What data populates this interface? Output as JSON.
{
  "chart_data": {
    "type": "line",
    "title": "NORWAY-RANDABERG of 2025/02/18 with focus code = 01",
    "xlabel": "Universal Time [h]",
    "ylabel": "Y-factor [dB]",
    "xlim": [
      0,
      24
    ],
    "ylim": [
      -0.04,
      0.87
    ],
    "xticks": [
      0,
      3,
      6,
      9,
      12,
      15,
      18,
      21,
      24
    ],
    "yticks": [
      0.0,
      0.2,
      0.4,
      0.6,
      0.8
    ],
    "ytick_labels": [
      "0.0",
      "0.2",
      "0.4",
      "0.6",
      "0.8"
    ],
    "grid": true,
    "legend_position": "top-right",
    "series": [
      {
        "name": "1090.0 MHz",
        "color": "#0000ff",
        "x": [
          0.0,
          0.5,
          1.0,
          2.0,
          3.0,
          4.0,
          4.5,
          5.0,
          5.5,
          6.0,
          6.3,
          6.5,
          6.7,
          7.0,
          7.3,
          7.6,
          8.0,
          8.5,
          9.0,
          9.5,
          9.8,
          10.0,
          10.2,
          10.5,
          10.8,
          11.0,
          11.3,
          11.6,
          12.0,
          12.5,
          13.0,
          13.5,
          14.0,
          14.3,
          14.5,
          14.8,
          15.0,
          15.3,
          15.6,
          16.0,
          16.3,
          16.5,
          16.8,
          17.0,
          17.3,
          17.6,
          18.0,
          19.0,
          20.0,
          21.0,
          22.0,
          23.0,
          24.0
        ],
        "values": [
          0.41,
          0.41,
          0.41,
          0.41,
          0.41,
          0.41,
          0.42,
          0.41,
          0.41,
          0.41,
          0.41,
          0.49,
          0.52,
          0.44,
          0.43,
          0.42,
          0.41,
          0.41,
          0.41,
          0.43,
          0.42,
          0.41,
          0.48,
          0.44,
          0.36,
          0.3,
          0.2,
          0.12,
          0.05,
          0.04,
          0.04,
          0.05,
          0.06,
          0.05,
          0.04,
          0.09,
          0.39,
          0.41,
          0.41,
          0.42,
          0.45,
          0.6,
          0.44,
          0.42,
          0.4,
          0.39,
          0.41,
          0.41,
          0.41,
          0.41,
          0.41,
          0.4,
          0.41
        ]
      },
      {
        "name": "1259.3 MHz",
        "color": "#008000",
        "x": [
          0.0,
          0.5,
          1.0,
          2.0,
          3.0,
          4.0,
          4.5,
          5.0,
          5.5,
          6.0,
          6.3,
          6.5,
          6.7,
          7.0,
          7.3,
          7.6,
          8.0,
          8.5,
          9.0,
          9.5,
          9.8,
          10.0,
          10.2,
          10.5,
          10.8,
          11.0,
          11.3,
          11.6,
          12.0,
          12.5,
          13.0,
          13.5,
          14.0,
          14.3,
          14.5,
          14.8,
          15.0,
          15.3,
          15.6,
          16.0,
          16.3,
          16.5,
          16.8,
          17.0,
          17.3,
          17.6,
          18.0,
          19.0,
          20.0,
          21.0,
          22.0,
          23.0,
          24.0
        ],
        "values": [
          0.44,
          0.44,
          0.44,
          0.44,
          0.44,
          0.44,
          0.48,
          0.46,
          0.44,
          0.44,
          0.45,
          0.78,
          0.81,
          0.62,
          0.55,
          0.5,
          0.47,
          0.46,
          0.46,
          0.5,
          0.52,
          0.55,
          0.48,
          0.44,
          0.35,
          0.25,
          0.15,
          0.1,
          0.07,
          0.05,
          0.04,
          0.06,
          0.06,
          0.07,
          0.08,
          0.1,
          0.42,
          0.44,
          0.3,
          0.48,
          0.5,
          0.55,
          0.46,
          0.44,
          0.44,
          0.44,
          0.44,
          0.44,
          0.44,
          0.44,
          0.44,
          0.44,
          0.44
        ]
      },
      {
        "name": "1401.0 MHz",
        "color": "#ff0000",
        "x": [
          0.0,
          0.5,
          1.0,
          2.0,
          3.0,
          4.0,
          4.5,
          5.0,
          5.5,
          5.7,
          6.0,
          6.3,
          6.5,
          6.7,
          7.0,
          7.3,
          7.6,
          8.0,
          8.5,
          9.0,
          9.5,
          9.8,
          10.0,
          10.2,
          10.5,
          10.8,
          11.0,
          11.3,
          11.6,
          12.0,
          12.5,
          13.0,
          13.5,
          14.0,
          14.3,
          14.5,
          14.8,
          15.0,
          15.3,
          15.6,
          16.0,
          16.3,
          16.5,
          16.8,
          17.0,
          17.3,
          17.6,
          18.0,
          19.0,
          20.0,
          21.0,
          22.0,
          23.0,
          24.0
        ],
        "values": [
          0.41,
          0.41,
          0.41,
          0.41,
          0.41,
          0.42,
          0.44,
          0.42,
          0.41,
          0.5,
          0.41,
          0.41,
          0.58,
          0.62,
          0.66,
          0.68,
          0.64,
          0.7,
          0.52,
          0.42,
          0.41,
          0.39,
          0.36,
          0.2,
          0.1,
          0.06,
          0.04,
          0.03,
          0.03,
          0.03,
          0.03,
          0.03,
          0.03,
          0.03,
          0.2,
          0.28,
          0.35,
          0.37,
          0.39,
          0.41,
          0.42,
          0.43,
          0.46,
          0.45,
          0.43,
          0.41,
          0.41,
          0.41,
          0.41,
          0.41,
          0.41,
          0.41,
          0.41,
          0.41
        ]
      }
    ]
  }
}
# # # # #
### Stated problem
Write out every line of the material again, exactly as it reads.

### Output of the exercise
What data populates this interface? Output as JSON.
{
  "chart_data": {
    "type": "line",
    "title": "NORWAY-RANDABERG of 2025/02/18 with focus code = 01",
    "xlabel": "Universal Time [h]",
    "ylabel": "Y-factor [dB]",
    "xlim": [
      0,
      24
    ],
    "ylim": [
      -0.04,
      0.87
    ],
    "xticks": [
      0,
      3,
      6,
      9,
      12,
      15,
      18,
      21,
      24
    ],
    "yticks": [
      0.0,
      0.2,
      0.4,
      0.6,
      0.8
    ],
    "ytick_labels": [
      "0.0",
      "0.2",
      "0.4",
      "0.6",
      "0.8"
    ],
    "grid": true,
    "legend_position": "top-right",
    "series": [
      {
        "name": "1090.0 MHz",
        "color": "#0000ff",
        "x": [
          0.0,
          0.5,
          1.0,
          2.0,
          3.0,
          4.0,
          4.5,
          5.0,
          5.5,
          6.0,
          6.3,
          6.5,
          6.7,
          7.0,
          7.3,
          7.6,
          8.0,
          8.5,
          9.0,
          9.5,
          9.8,
          10.0,
          10.2,
          10.5,
          10.8,
          11.0,
          11.3,
          11.6,
          12.0,
          12.5,
          13.0,
          13.5,
          14.0,
          14.3,
          14.5,
          14.8,
          15.0,
          15.3,
          15.6,
          16.0,
          16.3,
          16.5,
          16.8,
          17.0,
          17.3,
          17.6,
          18.0,
          19.0,
          20.0,
          21.0,
          22.0,
          23.0,
          24.0
        ],
        "values": [
          0.41,
          0.41,
          0.41,
          0.41,
          0.41,
          0.41,
          0.42,
          0.41,
          0.41,
          0.41,
          0.41,
          0.49,
          0.52,
          0.44,
          0.43,
          0.42,
          0.41,
          0.41,
          0.41,
          0.43,
          0.42,
          0.41,
          0.48,
          0.44,
          0.36,
          0.3,
          0.2,
          0.12,
          0.05,
          0.04,
          0.04,
          0.05,
          0.06,
          0.05,
          0.04,
          0.09,
          0.39,
          0.41,
          0.41,
          0.42,
          0.45,
          0.6,
          0.44,
          0.42,
          0.4,
          0.39,
          0.41,
          0.41,
          0.41,
          0.41,
          0.41,
          0.4,
          0.41
        ]
      },
      {
        "name": "1259.3 MHz",
        "color": "#008000",
        "x": [
          0.0,
          0.5,
          1.0,
          2.0,
          3.0,
          4.0,
          4.5,
          5.0,
          5.5,
          6.0,
          6.3,
          6.5,
          6.7,
          7.0,
          7.3,
          7.6,
          8.0,
          8.5,
          9.0,
          9.5,
          9.8,
          10.0,
          10.2,
          10.5,
          10.8,
          11.0,
          11.3,
          11.6,
          12.0,
          12.5,
          13.0,
          13.5,
          14.0,
          14.3,
          14.5,
          14.8,
          15.0,
          15.3,
          15.6,
          16.0,
          16.3,
          16.5,
          16.8,
          17.0,
          17.3,
          17.6,
          18.0,
          19.0,
          20.0,
          21.0,
          22.0,
          23.0,
          24.0
        ],
        "values": [
          0.44,
          0.44,
          0.44,
          0.44,
          0.44,
          0.44,
          0.48,
          0.46,
          0.44,
          0.44,
          0.45,
          0.78,
          0.81,
          0.62,
          0.55,
          0.5,
          0.47,
          0.46,
          0.46,
          0.5,
          0.52,
          0.55,
          0.48,
          0.44,
          0.35,
          0.25,
          0.15,
          0.1,
          0.07,
          0.05,
          0.04,
          0.06,
          0.06,
          0.07,
          0.08,
          0.1,
          0.42,
          0.44,
          0.3,
          0.48,
          0.5,
          0.55,
          0.46,
          0.44,
          0.44,
          0.44,
          0.44,
          0.44,
          0.44,
          0.44,
          0.44,
          0.44,
          0.44
        ]
      },
      {
        "name": "1401.0 MHz",
        "color": "#ff0000",
        "x": [
          0.0,
          0.5,
          1.0,
          2.0,
          3.0,
          4.0,
          4.5,
          5.0,
          5.5,
          5.7,
          6.0,
          6.3,
          6.5,
          6.7,
          7.0,
          7.3,
          7.6,
          8.0,
          8.5,
          9.0,
          9.5,
          9.8,
          10.0,
          10.2,
          10.5,
          10.8,
          11.0,
          11.3,
          11.6,
          12.0,
          12.5,
          13.0,
          13.5,
          14.0,
          14.3,
          14.5,
          14.8,
          15.0,
          15.3,
          15.6,
          16.0,
          16.3,
          16.5,
          16.8,
          17.0,
          17.3,
          17.6,
          18.0,
          19.0,
          20.0,
          21.0,
          22.0,
          23.0,
          24.0
        ],
        "values": [
          0.41,
          0.41,
          0.41,
          0.41,
          0.41,
          0.42,
          0.44,
          0.42,
          0.41,
          0.5,
          0.41,
          0.41,
          0.58,
          0.62,
          0.66,
          0.68,
          0.64,
          0.7,
          0.52,
          0.42,
          0.41,
          0.39,
          0.36,
          0.2,
          0.1,
          0.06,
          0.04,
          0.03,
          0.03,
          0.03,
          0.03,
          0.03,
          0.03,
          0.03,
          0.2,
          0.28,
          0.35,
          0.37,
          0.39,
          0.41,
          0.42,
          0.43,
          0.46,
          0.45,
          0.43,
          0.41,
          0.41,
          0.41,
          0.41,
          0.41,
          0.41,
          0.41,
          0.41,
          0.41
        ]
      }
    ]
  }
}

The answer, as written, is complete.